▸ **Problem 1**: In the article on coronavirus spread during a flight, substitute "hotel employee" for "hotel manager" and give everything from "In March, early" down to "Open on Tuesday.".
▸ **Problem 2**: According to the article on coronavirus spread during a flight, why were passengers not asked to wear masks? Answer in one to three sentences.
▸ **Problem 3**: Write the next part of the article on coronavirus spread during a flight, starting after its final sentence.
─── Provided text
Researchers in Germany have found possible evidence of the spread of coronavirus on a four-hour flight.
In March, early in the pandemic, two airline passengers developed coronavirus infections after sitting through a nearly five-hour-long flight, the researchers said.
It all started with an infected hotel manager. A week before the flight, 24 travelers had contact with a hotel manager who later tested positive for Covid-19, according to research published in the journal JAMA Network Open on Tuesday.
They all were among 102 passengers on the four-hour 40-minute Boeing 737-900 flight from Tel Aviv to Frankfurt. None of the passengers had received Covid-19 diagnoses before the flight. That early on in the pandemic, there were no mitigation measures in place and passengers were not asked to wear masks.
Researchers from the Institute for Medical Virology at Goethe University in Frankfurt, Germany examined 24 patients from a tourist group and tested them for coronavirus. Most of the other passengers were also contacted four to five weeks later for interviews.
Seven members of the tourist group tested positive for Covid-19. Four were symptomatic during the flight, two were presymptomatic and one remained asymptomatic, according to the researchers.
──────
─── Supplied material
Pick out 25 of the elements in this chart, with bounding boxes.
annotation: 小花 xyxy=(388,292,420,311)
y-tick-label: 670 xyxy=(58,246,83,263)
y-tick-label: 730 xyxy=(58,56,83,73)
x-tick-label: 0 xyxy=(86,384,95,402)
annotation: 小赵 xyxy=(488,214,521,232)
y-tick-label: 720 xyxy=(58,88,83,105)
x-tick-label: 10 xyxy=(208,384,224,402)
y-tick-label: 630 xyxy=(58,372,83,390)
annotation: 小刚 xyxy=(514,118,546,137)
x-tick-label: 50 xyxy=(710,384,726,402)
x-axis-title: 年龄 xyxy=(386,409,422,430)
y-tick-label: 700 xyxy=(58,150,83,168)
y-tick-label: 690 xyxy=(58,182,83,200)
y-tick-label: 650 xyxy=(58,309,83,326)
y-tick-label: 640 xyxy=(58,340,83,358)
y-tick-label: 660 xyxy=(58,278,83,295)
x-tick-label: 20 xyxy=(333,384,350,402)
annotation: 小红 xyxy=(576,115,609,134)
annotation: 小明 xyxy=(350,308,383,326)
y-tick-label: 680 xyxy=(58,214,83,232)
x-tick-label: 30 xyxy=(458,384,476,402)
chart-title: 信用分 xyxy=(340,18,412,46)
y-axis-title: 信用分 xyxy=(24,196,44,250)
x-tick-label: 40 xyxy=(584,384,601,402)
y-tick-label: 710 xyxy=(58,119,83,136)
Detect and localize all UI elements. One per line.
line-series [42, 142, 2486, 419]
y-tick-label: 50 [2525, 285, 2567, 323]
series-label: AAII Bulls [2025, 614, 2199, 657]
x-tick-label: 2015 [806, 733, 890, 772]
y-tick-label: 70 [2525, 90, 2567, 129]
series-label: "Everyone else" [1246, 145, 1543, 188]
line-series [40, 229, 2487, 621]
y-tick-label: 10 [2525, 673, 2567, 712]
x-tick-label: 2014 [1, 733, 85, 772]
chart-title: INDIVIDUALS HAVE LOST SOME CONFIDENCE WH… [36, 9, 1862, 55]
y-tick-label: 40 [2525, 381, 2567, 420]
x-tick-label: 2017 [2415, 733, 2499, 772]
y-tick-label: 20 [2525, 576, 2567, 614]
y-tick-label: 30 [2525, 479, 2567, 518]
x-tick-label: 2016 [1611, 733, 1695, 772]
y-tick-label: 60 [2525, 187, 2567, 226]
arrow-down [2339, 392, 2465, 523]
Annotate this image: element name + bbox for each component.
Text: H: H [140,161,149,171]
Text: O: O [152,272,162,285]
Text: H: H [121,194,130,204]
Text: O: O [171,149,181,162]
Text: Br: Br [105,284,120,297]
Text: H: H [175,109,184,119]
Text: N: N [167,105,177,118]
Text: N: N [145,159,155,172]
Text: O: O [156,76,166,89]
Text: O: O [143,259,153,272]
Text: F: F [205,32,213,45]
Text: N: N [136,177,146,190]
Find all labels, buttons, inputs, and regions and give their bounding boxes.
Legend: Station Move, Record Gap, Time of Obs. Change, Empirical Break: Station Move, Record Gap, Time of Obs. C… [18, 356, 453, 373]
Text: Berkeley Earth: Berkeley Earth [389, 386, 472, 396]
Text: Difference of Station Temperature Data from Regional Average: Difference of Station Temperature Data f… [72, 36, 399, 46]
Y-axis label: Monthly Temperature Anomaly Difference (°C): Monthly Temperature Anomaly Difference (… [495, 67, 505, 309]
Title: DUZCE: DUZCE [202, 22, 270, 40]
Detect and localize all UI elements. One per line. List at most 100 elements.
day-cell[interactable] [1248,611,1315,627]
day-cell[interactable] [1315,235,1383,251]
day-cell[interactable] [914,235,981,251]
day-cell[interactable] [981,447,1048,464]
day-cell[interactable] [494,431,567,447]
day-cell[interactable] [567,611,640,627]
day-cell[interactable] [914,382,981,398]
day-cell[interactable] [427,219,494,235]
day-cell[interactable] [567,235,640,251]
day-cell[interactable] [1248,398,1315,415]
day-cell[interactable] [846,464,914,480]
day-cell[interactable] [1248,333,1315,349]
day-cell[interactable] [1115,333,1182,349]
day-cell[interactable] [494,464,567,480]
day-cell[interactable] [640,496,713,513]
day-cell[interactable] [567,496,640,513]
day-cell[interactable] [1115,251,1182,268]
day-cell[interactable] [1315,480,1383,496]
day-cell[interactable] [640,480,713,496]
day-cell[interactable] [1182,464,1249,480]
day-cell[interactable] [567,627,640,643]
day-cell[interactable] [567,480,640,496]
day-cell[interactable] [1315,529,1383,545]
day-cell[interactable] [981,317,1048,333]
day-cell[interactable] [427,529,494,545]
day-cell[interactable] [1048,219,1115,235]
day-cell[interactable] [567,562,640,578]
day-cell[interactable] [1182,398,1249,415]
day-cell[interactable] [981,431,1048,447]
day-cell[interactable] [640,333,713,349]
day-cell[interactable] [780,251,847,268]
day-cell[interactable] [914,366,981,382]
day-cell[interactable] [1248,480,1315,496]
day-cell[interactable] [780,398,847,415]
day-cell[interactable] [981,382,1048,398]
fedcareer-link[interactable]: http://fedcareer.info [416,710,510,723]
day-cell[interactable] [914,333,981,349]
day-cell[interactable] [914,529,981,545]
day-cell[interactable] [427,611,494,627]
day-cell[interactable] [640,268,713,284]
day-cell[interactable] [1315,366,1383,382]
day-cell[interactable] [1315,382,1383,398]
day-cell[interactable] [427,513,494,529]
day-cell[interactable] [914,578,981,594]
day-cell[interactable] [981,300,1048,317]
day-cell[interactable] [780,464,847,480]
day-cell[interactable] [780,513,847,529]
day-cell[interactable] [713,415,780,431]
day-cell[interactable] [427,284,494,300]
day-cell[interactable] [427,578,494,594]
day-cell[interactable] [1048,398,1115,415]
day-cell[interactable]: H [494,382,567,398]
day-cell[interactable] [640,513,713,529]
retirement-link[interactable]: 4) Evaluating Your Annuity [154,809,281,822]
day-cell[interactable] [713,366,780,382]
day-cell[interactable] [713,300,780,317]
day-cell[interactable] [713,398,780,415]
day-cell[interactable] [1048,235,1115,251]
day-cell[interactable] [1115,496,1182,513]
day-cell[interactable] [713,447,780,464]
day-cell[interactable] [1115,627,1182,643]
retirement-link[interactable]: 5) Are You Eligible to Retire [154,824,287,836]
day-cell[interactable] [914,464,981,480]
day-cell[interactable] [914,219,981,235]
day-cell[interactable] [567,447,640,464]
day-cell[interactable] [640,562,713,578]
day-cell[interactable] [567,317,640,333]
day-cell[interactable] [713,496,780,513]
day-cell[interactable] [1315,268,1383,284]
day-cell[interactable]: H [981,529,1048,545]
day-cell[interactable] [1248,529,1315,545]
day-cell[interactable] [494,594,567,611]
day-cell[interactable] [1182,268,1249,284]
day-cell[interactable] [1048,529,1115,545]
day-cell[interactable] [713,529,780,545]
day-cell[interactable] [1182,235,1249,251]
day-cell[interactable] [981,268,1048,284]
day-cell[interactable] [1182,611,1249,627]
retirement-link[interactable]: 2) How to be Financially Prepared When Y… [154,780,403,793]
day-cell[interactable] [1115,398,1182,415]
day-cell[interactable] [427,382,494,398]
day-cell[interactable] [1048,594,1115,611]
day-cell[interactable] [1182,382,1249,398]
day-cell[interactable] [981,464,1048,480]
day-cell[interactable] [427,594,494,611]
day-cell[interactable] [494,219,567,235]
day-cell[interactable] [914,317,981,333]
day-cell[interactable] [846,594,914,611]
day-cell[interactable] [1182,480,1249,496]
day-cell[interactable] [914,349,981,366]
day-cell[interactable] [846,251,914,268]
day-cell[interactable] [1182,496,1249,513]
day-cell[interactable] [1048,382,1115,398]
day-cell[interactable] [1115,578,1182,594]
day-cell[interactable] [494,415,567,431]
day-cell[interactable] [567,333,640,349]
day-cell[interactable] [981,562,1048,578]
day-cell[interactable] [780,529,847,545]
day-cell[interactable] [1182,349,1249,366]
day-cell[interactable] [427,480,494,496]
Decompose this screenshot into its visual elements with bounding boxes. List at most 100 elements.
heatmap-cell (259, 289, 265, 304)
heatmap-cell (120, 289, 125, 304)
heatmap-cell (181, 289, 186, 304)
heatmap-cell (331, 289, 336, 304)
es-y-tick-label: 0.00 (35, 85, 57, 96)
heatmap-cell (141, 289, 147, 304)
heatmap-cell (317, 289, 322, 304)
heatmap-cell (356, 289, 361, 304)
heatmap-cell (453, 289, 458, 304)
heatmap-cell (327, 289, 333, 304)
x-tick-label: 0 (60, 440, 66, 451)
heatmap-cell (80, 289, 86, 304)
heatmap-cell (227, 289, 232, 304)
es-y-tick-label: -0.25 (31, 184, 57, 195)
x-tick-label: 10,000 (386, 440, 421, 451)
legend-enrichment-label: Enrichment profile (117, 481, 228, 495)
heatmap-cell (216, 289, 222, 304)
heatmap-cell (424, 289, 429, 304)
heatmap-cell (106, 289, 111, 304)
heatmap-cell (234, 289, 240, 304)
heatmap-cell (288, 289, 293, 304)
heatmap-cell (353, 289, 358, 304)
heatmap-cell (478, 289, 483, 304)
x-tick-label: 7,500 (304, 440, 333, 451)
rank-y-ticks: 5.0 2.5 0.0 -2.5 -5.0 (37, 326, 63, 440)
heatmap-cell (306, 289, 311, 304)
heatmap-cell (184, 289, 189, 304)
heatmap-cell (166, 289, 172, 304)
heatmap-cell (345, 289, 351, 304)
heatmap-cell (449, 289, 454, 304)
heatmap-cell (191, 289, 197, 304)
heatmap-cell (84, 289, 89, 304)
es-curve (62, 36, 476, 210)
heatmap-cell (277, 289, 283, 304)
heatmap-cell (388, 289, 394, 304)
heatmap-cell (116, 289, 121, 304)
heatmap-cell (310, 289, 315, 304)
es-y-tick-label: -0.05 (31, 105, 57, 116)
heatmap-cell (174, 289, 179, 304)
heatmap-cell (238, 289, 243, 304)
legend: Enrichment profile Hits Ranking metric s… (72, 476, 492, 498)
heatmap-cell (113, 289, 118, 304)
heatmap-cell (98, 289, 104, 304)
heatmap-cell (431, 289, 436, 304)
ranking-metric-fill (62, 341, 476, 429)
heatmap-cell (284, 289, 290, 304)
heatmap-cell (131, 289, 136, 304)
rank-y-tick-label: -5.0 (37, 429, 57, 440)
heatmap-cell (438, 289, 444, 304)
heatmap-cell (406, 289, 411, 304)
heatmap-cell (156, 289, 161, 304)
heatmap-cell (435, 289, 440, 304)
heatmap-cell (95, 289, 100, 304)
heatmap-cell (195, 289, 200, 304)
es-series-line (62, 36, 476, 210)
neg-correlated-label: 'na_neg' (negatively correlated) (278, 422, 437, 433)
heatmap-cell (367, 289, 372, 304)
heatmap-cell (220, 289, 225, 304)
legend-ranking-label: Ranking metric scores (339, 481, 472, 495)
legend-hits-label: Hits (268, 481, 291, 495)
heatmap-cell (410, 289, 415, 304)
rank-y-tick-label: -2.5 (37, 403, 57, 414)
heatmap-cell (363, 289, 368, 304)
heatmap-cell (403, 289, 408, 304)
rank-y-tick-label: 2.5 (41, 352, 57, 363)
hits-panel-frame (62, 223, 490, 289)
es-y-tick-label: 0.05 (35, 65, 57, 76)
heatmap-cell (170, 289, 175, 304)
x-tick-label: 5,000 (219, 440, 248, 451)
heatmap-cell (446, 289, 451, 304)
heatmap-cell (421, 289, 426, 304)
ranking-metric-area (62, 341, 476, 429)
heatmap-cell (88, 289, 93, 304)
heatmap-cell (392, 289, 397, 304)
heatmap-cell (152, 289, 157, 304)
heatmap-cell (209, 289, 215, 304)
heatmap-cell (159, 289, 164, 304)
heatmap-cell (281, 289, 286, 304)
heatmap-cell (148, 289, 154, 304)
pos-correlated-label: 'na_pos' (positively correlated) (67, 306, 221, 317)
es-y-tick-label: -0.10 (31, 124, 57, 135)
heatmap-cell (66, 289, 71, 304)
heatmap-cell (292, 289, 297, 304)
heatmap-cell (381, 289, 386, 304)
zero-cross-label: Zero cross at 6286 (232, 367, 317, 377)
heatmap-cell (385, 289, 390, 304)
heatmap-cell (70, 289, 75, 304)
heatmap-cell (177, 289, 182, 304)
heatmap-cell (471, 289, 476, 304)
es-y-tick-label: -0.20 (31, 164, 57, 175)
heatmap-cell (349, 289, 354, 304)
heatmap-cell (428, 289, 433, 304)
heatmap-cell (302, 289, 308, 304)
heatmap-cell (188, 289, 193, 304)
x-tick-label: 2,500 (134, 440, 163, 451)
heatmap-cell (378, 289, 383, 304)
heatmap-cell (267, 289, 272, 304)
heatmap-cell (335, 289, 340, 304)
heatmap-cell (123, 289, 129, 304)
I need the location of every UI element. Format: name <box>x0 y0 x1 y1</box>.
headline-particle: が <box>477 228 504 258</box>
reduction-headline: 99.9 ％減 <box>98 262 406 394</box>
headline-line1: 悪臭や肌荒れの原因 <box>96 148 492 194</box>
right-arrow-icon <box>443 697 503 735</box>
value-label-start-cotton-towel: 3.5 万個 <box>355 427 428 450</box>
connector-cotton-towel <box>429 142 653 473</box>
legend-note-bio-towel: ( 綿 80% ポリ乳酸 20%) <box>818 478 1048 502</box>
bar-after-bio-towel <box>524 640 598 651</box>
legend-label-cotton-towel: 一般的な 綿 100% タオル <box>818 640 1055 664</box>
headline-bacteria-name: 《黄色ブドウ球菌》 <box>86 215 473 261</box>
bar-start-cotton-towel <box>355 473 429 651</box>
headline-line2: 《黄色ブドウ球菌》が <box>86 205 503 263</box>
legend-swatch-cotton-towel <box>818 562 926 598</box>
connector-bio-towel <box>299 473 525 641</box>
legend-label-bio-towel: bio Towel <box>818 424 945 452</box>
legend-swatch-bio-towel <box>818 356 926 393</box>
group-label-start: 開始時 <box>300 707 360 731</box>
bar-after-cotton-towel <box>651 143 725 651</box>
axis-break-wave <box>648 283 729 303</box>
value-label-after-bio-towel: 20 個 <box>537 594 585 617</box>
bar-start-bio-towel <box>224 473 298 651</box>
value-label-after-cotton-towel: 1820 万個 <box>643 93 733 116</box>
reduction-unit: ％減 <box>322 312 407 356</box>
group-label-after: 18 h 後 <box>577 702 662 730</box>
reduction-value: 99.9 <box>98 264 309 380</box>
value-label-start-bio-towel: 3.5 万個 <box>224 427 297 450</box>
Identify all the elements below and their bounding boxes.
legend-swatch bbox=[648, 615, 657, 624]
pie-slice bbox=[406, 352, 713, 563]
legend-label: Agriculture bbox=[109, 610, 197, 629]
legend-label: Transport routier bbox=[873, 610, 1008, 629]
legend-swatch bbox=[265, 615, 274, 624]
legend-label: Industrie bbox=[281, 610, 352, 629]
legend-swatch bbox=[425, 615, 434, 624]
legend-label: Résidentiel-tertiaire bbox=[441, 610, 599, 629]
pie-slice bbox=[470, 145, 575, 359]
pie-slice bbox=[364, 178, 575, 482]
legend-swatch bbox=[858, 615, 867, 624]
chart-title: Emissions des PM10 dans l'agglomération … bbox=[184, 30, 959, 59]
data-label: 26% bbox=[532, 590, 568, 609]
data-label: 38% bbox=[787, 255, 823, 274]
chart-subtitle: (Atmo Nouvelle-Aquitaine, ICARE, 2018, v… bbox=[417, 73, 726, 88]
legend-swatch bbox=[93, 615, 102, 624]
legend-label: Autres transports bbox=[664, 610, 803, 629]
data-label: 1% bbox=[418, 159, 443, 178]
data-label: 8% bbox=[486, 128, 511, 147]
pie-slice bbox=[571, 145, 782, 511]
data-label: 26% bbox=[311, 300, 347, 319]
──────
▸ **Expected answer 1**:
In March, early in the pandemic, two airline passengers developed coronavirus infections after sitting through a nearly five-hour-long flight, the researchers said.
It all started with an infected hotel employee. A week before the flight, 24 travelers had contact with a hotel employee who later tested positive for Covid-19, according to research published in the journal JAMA Network Open on Tuesday.

▸ **Expected answer 2**: It was so early in the pandemic that no mitigation measures were in place.

▸ **Expected answer 3**:
“We discovered 2 likely SARS-CoV-2 transmissions on this flight, with seven index cases,” the researchers wrote. The two people who may have been infected on the flight were sitting at the back of the plane, directly across the aisle from the seven infected passengers seated in a cluster.
“These transmissions may have also occurred before or after the flight,” the researchers wrote.
Just over 90% of the other flight passengers completed interviews with the researchers. One passenger reported testing positive for Covid-19 four days after the flight, but did not recall having any symptoms.
“The airflow in the cabin from the ceiling to the floor and from the front to the rear may have been associated with a reduced transmission rate,” the researchers wrote. “It could be speculated that the rate may have been reduced further had the passengers worn masks.”
The risk of transmission on a plane depends on a number of factors, including closeness to an index patient and movement of passengers and crew.